>> begin Data provided

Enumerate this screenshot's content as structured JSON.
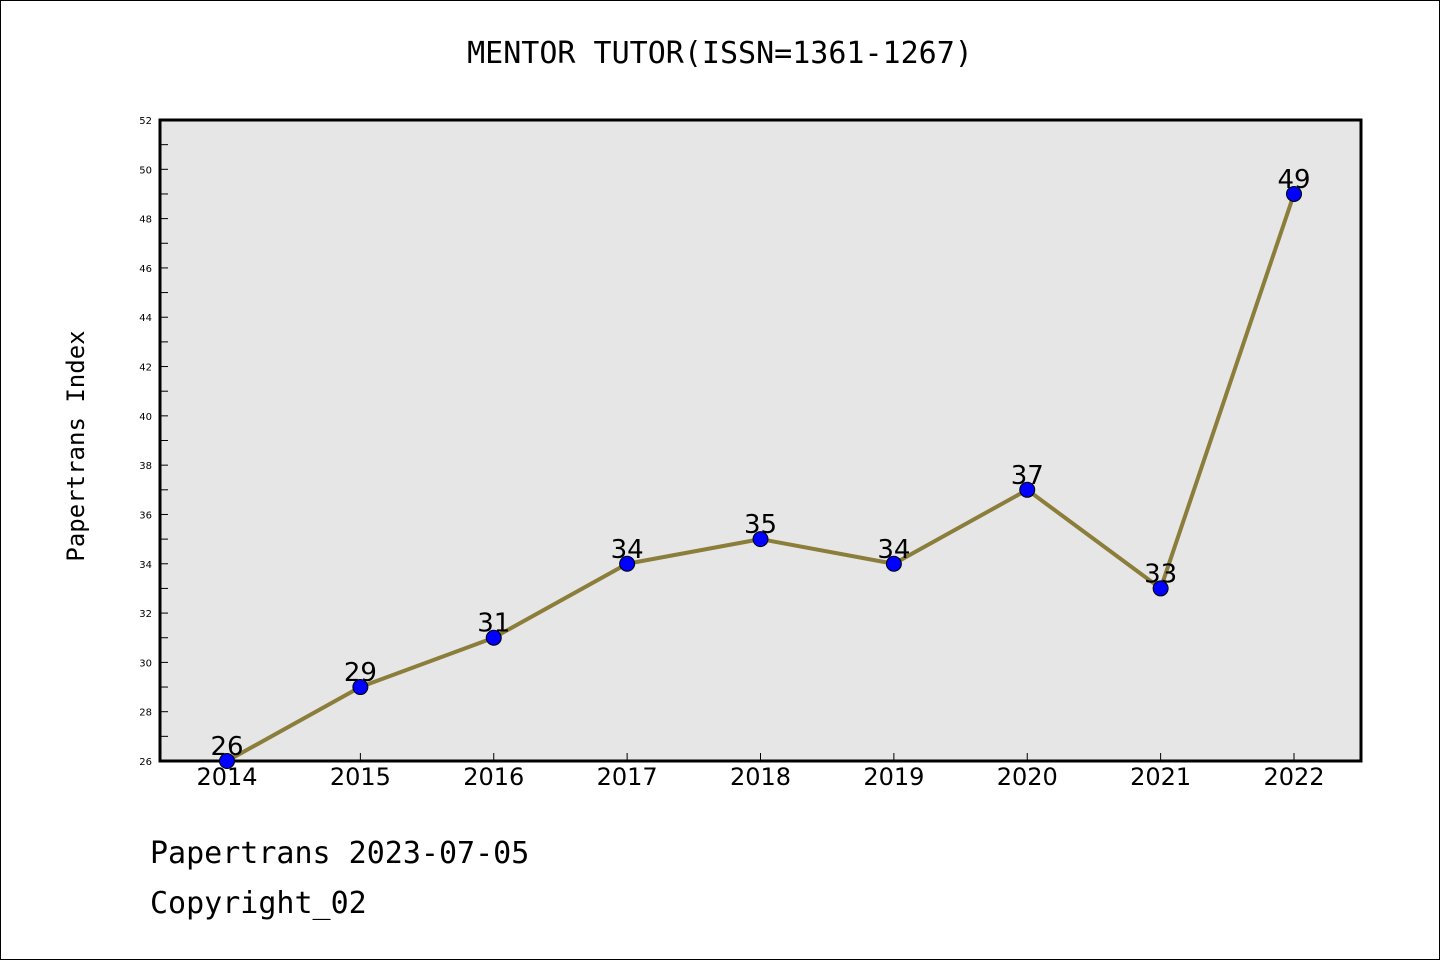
{
  "title": "MENTOR TUTOR(ISSN=1361-1267)",
  "footer": {
    "line1": "Papertrans 2023-07-05",
    "line2": "Copyright_02"
  },
  "colors": {
    "line": "#8B7D3A",
    "marker": "#0000FF",
    "plot_bg": "#E6E6E6"
  },
  "chart_data": {
    "type": "line",
    "title": "MENTOR TUTOR(ISSN=1361-1267)",
    "xlabel": "",
    "ylabel": "Papertrans Index",
    "ylim": [
      26,
      52
    ],
    "yticks": [
      26,
      28,
      30,
      32,
      34,
      36,
      38,
      40,
      42,
      44,
      46,
      48,
      50,
      52
    ],
    "categories": [
      "2014",
      "2015",
      "2016",
      "2017",
      "2018",
      "2019",
      "2020",
      "2021",
      "2022"
    ],
    "series": [
      {
        "values": [
          26,
          29,
          31,
          34,
          35,
          34,
          37,
          33,
          49
        ]
      }
    ],
    "data_labels": [
      "26",
      "29",
      "31",
      "34",
      "35",
      "34",
      "37",
      "33",
      "49"
    ],
    "grid": false,
    "legend": "none"
  }
}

>> end Data provided

## Aim of the task
Replicate the material above verbatim; images stay out of the copy.

## The answer
Enumerate this screenshot's content as structured JSON.
{
  "title": "MENTOR TUTOR(ISSN=1361-1267)",
  "footer": {
    "line1": "Papertrans 2023-07-05",
    "line2": "Copyright_02"
  },
  "colors": {
    "line": "#8B7D3A",
    "marker": "#0000FF",
    "plot_bg": "#E6E6E6"
  },
  "chart_data": {
    "type": "line",
    "title": "MENTOR TUTOR(ISSN=1361-1267)",
    "xlabel": "",
    "ylabel": "Papertrans Index",
    "ylim": [
      26,
      52
    ],
    "yticks": [
      26,
      28,
      30,
      32,
      34,
      36,
      38,
      40,
      42,
      44,
      46,
      48,
      50,
      52
    ],
    "categories": [
      "2014",
      "2015",
      "2016",
      "2017",
      "2018",
      "2019",
      "2020",
      "2021",
      "2022"
    ],
    "series": [
      {
        "values": [
          26,
          29,
          31,
          34,
          35,
          34,
          37,
          33,
          49
        ]
      }
    ],
    "data_labels": [
      "26",
      "29",
      "31",
      "34",
      "35",
      "34",
      "37",
      "33",
      "49"
    ],
    "grid": false,
    "legend": "none"
  }
}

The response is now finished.